--- Instructions for the task ---
All lines featuring the string "我的钢铁网钢材价格综合指数" are to be listed.

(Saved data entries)
▼
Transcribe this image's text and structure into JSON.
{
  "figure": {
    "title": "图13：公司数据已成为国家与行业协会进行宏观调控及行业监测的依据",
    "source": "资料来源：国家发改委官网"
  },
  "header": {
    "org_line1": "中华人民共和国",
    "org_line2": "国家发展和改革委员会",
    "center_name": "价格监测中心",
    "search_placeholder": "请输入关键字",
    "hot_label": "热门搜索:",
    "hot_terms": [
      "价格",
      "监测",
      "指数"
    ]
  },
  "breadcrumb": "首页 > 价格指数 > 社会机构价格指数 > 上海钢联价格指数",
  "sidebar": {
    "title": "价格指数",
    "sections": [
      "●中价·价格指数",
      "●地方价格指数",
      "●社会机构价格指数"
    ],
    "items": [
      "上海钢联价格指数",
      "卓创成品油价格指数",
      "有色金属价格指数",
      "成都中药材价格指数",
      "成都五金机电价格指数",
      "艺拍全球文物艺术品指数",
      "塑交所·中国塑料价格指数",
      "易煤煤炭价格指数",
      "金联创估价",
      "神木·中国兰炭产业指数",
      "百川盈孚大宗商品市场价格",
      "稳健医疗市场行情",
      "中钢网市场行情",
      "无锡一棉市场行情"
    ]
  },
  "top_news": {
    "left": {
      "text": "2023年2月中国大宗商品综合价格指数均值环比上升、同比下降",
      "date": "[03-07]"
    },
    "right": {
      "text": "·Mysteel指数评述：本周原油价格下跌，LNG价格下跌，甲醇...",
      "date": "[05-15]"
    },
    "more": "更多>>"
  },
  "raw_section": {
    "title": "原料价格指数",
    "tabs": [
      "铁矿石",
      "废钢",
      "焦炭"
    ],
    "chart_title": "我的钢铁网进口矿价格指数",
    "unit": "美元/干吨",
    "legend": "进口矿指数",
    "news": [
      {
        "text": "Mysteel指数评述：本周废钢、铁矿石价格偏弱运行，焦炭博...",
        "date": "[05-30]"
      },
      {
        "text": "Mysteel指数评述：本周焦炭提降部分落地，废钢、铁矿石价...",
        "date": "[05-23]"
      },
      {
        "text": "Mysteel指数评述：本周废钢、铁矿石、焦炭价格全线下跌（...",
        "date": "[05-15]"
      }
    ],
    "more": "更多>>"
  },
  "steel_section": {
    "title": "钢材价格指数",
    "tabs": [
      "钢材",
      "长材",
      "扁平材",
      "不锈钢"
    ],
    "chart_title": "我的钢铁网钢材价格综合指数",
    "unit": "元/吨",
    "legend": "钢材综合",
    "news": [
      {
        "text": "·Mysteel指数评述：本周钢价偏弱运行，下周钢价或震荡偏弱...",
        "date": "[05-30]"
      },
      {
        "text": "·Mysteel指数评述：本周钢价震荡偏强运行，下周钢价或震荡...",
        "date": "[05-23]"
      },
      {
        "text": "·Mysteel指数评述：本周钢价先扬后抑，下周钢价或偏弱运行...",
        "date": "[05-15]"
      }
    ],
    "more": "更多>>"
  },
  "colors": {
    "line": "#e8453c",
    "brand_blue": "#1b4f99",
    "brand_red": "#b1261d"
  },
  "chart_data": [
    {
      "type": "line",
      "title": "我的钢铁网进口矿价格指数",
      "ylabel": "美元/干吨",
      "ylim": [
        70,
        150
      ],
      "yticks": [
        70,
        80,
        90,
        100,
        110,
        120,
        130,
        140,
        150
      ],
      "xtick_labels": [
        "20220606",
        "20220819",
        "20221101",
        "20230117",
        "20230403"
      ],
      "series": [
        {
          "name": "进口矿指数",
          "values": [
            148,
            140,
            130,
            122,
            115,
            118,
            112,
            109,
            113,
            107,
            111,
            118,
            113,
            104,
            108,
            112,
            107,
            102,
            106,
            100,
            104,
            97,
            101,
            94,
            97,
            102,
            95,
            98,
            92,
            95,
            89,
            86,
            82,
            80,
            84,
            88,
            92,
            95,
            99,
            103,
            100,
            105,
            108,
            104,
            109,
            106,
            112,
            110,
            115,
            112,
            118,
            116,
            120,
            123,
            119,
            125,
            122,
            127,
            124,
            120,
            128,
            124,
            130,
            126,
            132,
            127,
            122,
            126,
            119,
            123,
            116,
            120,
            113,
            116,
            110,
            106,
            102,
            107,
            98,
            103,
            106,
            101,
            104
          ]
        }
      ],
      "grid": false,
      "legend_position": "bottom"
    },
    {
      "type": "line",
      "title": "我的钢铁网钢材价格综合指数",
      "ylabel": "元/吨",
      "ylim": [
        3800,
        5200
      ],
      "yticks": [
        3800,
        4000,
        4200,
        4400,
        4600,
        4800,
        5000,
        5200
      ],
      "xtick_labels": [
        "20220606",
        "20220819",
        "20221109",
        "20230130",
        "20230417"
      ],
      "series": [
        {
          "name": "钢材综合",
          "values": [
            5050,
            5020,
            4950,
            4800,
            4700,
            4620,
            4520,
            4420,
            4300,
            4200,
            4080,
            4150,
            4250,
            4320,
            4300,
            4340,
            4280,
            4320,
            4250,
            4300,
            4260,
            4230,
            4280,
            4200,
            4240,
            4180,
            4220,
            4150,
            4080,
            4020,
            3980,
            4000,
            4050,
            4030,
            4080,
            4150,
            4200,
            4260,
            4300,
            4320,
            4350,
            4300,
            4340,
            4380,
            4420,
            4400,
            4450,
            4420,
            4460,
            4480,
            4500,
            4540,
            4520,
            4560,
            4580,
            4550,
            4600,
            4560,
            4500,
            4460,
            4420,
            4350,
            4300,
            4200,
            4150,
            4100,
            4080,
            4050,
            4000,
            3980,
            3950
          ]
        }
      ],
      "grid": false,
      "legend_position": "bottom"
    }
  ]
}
▲
--- Exercise answer ---
    "chart_title": "我的钢铁网钢材价格综合指数",
      "title": "我的钢铁网钢材价格综合指数",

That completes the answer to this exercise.